**Task objective**
Pull every line with the word "ylabel" out of the entries below.
start
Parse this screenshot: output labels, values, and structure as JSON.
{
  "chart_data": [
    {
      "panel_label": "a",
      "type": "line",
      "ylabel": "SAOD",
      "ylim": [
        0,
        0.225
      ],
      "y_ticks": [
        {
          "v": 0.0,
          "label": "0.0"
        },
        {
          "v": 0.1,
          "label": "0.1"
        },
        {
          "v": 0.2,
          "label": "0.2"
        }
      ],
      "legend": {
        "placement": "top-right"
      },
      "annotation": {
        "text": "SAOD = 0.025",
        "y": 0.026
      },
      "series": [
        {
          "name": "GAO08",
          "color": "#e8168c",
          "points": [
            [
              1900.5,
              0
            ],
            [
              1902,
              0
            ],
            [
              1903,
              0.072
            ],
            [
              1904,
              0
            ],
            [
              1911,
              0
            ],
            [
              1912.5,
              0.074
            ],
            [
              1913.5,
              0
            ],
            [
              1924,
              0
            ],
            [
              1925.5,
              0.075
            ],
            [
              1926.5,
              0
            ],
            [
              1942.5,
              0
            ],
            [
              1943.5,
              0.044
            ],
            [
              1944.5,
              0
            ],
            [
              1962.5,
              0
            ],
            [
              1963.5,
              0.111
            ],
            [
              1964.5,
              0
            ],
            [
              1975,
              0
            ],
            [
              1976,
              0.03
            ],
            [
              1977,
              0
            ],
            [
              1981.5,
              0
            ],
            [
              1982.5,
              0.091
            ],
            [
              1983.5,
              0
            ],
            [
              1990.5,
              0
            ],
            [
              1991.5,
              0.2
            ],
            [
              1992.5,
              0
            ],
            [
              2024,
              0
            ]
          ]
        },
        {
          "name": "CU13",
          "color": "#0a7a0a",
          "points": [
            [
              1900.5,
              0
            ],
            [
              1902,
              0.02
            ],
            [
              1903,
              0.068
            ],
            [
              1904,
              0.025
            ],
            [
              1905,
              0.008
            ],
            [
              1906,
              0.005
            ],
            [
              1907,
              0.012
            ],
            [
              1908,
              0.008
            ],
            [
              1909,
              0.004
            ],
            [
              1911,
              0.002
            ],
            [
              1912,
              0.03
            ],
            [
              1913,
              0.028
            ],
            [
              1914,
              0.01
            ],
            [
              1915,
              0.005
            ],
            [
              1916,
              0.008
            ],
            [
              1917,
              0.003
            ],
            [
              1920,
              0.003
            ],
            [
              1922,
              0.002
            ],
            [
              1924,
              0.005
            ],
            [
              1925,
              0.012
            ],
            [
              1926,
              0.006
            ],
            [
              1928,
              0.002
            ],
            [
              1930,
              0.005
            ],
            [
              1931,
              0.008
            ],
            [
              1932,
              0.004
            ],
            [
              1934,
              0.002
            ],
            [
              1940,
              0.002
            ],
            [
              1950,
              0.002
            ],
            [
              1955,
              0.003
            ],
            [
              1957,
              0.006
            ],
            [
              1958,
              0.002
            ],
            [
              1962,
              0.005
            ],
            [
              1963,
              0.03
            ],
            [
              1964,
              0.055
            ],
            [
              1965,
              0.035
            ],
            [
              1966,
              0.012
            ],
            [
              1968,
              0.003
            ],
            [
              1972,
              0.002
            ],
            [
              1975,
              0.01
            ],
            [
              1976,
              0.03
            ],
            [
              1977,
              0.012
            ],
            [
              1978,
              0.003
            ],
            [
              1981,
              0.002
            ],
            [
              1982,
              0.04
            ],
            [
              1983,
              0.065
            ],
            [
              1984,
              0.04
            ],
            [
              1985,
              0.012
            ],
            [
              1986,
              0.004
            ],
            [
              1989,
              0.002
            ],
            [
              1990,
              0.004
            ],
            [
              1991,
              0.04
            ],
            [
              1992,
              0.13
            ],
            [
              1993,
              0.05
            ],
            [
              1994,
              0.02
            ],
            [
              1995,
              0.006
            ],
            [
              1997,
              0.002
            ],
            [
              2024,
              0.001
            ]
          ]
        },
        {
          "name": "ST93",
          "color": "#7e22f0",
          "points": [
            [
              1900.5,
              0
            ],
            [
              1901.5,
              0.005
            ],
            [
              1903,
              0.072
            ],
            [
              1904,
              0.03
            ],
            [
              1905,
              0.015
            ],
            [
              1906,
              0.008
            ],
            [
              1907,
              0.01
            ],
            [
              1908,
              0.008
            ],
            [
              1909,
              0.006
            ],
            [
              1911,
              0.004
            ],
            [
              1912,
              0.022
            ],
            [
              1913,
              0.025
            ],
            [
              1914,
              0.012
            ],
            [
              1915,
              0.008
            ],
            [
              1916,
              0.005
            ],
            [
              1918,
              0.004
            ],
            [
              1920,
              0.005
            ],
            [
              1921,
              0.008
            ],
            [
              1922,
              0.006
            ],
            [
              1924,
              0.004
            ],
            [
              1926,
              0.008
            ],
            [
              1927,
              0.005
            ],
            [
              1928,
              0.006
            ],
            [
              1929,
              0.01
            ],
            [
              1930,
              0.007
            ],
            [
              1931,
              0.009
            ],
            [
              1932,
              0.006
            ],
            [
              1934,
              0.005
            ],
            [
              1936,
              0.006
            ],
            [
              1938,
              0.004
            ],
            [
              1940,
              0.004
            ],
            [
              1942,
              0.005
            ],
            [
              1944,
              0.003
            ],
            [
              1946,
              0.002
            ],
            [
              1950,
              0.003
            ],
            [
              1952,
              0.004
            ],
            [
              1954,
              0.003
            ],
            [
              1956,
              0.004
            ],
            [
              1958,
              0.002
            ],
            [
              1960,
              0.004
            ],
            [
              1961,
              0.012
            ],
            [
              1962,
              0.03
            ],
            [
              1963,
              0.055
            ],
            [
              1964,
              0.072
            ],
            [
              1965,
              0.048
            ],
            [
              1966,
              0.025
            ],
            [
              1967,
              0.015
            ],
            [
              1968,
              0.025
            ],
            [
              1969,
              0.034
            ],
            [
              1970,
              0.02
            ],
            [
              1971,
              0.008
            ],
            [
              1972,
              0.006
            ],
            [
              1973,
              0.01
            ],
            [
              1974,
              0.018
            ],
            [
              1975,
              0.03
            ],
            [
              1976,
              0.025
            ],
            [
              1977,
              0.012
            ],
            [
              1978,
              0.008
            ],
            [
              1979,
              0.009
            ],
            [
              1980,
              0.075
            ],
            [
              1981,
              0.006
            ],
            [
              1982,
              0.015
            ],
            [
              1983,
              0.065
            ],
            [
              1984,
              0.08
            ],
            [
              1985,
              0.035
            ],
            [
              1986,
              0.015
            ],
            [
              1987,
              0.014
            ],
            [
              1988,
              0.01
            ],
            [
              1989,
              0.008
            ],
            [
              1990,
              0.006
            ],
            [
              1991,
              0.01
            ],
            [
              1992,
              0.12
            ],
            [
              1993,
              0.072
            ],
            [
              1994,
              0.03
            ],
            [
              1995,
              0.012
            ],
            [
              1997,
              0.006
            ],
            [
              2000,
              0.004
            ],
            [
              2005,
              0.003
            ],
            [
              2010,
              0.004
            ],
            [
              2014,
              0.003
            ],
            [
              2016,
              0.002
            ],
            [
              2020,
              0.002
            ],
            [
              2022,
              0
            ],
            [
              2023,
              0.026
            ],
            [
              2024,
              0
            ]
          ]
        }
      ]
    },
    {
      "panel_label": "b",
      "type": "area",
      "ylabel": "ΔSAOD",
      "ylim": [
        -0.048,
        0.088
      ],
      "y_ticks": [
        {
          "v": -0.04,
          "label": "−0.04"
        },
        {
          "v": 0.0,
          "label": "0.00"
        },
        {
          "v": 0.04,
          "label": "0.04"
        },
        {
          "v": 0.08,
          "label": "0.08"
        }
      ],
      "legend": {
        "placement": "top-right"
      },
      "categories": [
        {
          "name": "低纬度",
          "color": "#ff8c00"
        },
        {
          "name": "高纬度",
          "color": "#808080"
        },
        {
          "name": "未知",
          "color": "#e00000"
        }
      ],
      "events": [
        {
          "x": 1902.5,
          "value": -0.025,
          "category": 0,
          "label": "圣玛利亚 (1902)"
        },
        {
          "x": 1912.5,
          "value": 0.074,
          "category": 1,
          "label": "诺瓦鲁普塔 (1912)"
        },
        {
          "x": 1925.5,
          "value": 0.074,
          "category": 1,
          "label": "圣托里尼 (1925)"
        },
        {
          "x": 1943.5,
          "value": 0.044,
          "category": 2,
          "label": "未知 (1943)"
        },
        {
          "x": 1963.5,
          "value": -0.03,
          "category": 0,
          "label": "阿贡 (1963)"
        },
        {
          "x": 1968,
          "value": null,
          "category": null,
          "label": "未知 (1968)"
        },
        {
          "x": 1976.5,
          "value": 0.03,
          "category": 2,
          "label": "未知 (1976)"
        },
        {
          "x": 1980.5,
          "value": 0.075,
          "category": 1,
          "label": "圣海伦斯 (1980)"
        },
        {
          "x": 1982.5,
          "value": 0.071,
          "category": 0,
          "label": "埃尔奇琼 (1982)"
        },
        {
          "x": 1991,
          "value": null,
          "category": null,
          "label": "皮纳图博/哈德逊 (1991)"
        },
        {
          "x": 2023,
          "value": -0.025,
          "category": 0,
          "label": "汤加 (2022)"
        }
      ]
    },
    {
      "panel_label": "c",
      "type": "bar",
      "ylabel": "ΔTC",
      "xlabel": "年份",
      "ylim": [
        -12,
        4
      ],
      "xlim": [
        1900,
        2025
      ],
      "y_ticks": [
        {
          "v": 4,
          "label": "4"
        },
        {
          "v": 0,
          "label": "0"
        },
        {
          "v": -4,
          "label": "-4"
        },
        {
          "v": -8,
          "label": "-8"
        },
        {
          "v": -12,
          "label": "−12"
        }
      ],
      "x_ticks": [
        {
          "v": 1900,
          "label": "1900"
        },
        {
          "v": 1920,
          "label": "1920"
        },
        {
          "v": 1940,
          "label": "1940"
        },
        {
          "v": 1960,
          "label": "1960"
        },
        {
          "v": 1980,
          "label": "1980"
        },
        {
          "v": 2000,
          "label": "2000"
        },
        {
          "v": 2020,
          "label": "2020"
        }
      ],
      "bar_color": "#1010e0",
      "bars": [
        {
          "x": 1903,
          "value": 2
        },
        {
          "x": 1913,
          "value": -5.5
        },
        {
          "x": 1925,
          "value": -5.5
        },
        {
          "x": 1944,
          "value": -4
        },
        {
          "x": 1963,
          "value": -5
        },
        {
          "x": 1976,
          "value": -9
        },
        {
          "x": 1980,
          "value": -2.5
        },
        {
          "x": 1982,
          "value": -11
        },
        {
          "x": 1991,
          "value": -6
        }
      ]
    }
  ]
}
end
**Result of the task**
      "ylabel": "SAOD",
      "ylabel": "ΔSAOD",
      "ylabel": "ΔTC",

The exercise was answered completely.